**What you need to do**
a - In the solar sail article below, copy everything from "NanoSail-D spent the" down to "NanoSail-D got stuck." word for word.
b - List every person named in the solar sail article that follows.

**Text shown**
- - - -

First-ever solar sail a 'momentous achievement'
January 26, 2011 By Dr. Tony Phillips
An artist's concept of a solar sail in Earth orbit.
In an unexpected reversal of fortune, NASA's NanoSail-D spacecraft has unfurled a gleaming sheet of space-age fabric 650 km above Earth, becoming the first-ever solar sail to circle our planet.
"We're solar sailing!" says NanoSail-D principal investigator Dean Alhorn of the Marshall Space Flight Center in Huntsville, AL. "This is a momentous achievement."
NanoSail-D spent the previous month and a half stuck inside its mothership, the Fast, Affordable, Science and Technology SATellite (FASTSAT). FASTSAT was launched in November 2010 with NanoSail-D and five other experiments onboard. High above Earth, a spring was supposed to push the breadbox-sized probe into an orbit of its own with room to unfurl a sail. But when the big moment arrived, NanoSail-D got stuck.
"We couldn't get out of FASTSAT," says Alhorn. "It was heart-wrenchingyet another failure in the long and troubled history of solar sails."
Team members began to give up hope as weeks went by and NanoSail-D remained stubbornly and inexplicably onboard. The mission seemed to be over before it even began.
And then came Jan. 17th. For reasons engineers still don't fully understand, NanoSail-D spontaneously ejected itself. When Alhorn walked into the control room and saw the telemetry on the screen, he says "I couldn't believe my eyes. Our spacecraft was flying free!"
The team quickly enlisted amateur radio enthusiasts Alan Sieg and Stan Sims at the Marshal Space Flight Center to try to pick up NanoSail-D's radio beacon.
"The timing could not have been better," says Sieg. "NanoSail-D was going to track right over Huntsville, and the chance to be the first ones to hear and decode the signal was irresistible."

- - - -

**The data**
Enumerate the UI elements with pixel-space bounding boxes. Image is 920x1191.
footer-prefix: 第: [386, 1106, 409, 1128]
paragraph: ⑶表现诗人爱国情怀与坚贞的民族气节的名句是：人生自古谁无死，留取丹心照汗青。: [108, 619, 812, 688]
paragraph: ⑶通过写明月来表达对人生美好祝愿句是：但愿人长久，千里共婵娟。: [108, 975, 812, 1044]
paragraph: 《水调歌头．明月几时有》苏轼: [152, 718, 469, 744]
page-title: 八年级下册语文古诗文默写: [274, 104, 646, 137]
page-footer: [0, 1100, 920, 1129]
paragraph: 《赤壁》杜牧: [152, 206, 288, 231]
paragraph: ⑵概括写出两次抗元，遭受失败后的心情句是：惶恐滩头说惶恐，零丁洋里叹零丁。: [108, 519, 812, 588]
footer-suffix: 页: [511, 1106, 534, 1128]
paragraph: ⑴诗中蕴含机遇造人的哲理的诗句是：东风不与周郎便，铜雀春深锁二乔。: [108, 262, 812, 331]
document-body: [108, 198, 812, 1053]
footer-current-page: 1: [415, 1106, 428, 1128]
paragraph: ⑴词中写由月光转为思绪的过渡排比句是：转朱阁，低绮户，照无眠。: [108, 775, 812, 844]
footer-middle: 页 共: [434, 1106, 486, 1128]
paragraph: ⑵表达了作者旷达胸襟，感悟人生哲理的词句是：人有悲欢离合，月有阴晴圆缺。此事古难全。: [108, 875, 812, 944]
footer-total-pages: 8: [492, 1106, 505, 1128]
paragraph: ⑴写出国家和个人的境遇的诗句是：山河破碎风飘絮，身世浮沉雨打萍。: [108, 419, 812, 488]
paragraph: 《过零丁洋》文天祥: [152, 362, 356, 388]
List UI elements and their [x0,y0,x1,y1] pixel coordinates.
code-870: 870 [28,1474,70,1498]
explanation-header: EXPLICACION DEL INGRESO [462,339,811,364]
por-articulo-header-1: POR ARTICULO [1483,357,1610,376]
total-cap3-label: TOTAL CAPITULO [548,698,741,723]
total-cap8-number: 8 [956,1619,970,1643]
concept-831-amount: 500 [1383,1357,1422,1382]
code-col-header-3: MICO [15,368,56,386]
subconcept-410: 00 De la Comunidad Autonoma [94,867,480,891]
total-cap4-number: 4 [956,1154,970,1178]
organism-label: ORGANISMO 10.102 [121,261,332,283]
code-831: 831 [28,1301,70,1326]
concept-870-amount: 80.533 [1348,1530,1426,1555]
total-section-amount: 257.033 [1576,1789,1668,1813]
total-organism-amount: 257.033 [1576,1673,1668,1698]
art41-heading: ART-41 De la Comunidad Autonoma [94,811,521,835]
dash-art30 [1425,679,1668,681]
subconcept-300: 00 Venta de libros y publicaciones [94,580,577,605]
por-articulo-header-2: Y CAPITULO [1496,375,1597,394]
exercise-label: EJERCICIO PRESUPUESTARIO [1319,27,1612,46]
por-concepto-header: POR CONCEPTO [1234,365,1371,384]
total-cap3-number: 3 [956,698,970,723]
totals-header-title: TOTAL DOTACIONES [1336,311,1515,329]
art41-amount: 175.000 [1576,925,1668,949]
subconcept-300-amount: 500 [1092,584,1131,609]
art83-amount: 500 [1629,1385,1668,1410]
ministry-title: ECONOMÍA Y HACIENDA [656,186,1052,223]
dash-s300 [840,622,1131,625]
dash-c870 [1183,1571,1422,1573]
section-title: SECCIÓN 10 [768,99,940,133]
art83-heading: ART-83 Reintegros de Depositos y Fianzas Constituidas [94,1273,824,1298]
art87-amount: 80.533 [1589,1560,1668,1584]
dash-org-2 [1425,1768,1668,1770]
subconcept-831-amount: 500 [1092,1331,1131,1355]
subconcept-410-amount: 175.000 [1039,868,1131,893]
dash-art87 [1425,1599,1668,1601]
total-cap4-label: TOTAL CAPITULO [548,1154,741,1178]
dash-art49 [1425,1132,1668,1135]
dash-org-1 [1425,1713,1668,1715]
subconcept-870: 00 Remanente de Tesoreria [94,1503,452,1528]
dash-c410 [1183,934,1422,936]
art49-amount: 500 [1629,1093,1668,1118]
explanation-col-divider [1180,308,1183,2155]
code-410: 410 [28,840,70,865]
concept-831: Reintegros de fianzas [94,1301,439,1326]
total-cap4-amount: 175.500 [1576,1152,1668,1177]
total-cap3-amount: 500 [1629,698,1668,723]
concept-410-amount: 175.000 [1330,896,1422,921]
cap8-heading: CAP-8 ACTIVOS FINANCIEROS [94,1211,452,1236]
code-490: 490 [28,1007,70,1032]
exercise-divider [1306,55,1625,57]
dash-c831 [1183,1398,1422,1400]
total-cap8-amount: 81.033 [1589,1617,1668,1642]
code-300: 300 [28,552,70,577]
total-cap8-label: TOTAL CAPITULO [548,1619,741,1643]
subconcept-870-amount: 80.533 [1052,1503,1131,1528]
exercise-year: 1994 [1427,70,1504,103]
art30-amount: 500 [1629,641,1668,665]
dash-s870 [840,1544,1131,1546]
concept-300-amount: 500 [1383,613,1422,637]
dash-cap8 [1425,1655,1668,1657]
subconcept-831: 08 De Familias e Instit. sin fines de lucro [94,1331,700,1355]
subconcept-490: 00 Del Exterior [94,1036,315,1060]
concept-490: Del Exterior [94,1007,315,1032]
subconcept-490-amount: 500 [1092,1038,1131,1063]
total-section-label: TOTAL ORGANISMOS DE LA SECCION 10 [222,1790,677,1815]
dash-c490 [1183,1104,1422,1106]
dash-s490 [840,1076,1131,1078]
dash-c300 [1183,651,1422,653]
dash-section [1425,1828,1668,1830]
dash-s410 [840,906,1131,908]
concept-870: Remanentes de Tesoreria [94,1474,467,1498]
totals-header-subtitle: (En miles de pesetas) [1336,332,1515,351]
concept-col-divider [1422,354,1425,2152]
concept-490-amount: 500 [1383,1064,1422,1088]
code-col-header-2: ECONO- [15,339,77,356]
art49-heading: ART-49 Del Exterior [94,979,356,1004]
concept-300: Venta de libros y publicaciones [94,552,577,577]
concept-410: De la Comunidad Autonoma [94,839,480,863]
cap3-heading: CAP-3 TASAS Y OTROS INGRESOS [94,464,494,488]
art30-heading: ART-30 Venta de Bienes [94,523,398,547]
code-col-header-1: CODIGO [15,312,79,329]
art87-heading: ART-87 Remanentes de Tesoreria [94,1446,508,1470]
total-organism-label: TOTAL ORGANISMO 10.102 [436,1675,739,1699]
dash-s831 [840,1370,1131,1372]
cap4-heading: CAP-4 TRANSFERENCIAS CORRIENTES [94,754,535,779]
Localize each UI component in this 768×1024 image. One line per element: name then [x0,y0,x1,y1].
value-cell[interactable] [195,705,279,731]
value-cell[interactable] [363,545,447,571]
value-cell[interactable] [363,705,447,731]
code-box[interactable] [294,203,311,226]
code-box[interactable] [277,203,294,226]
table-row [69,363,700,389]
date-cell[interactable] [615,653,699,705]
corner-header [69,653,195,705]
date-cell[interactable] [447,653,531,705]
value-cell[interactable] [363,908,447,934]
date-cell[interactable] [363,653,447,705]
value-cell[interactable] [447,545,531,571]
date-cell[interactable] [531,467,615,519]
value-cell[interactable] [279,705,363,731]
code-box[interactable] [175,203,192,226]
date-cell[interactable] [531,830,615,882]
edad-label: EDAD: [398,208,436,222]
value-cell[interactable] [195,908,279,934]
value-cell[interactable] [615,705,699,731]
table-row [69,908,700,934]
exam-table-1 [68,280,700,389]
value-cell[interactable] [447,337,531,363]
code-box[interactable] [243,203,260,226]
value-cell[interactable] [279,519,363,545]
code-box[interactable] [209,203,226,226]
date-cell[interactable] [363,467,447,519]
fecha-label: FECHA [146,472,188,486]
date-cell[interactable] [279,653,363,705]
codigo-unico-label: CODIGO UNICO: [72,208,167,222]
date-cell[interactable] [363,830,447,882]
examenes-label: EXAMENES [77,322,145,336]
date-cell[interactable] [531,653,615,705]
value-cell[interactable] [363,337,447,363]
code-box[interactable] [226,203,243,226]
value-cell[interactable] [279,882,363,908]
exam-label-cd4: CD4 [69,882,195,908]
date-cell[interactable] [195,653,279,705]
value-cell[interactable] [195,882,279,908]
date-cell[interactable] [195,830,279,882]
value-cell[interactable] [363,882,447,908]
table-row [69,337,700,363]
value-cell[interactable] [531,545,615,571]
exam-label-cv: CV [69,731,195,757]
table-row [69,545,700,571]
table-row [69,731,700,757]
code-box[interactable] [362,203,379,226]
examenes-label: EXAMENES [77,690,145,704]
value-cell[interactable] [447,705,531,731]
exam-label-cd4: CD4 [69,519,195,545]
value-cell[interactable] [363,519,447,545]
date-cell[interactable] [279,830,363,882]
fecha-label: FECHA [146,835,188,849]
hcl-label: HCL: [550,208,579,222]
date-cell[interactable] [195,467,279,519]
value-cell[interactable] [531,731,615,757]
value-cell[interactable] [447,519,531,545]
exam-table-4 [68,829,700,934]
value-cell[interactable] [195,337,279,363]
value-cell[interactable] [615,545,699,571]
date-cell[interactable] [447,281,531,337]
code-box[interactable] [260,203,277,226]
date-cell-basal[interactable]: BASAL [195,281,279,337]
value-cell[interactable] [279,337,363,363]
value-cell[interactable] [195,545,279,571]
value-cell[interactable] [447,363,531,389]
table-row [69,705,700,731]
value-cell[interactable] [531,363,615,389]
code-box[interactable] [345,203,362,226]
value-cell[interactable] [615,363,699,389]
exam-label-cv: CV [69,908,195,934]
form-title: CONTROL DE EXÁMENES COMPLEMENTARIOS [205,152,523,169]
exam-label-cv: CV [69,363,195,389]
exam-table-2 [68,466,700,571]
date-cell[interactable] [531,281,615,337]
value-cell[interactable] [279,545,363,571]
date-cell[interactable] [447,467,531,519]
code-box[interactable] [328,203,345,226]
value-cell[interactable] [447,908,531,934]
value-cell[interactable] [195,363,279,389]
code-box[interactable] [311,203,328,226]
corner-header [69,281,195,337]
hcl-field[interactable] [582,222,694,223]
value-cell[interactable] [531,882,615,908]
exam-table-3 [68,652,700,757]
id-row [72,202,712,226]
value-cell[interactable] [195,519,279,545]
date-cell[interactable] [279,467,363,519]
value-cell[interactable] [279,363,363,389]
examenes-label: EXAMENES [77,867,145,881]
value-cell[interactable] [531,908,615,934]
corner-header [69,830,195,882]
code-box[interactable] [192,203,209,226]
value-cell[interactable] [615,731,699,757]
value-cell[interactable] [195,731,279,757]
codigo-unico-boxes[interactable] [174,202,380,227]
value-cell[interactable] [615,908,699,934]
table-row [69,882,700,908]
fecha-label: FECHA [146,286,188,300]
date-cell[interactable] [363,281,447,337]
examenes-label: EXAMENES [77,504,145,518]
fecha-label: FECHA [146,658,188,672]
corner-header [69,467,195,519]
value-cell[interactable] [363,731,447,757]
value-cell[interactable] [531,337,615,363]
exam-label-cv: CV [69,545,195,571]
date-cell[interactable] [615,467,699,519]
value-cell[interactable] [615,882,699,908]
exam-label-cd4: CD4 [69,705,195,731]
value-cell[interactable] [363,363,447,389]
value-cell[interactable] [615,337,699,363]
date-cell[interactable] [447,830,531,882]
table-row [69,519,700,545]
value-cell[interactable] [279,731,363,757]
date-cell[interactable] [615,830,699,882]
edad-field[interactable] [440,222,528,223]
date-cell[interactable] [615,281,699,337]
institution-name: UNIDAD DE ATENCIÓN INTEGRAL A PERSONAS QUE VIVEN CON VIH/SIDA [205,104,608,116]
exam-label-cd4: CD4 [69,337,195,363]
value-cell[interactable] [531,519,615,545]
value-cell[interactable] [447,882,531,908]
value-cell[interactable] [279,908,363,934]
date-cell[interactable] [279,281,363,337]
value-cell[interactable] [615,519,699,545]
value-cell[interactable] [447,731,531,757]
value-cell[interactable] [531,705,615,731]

- - - -

**Answers for the tasks**
a -
NanoSail-D spent the previous month and a half stuck inside its mothership, the Fast, Affordable, Science and Technology SATellite (FASTSAT). FASTSAT was launched in November 2010 with NanoSail-D and five other experiments onboard. High above Earth, a spring was supposed to push the breadbox-sized probe into an orbit of its own with room to unfurl a sail. But when the big moment arrived, NanoSail-D got stuck.

b -
Dr. Tony Phillips
Dean Alhorn
Alan Sieg
Stan Sims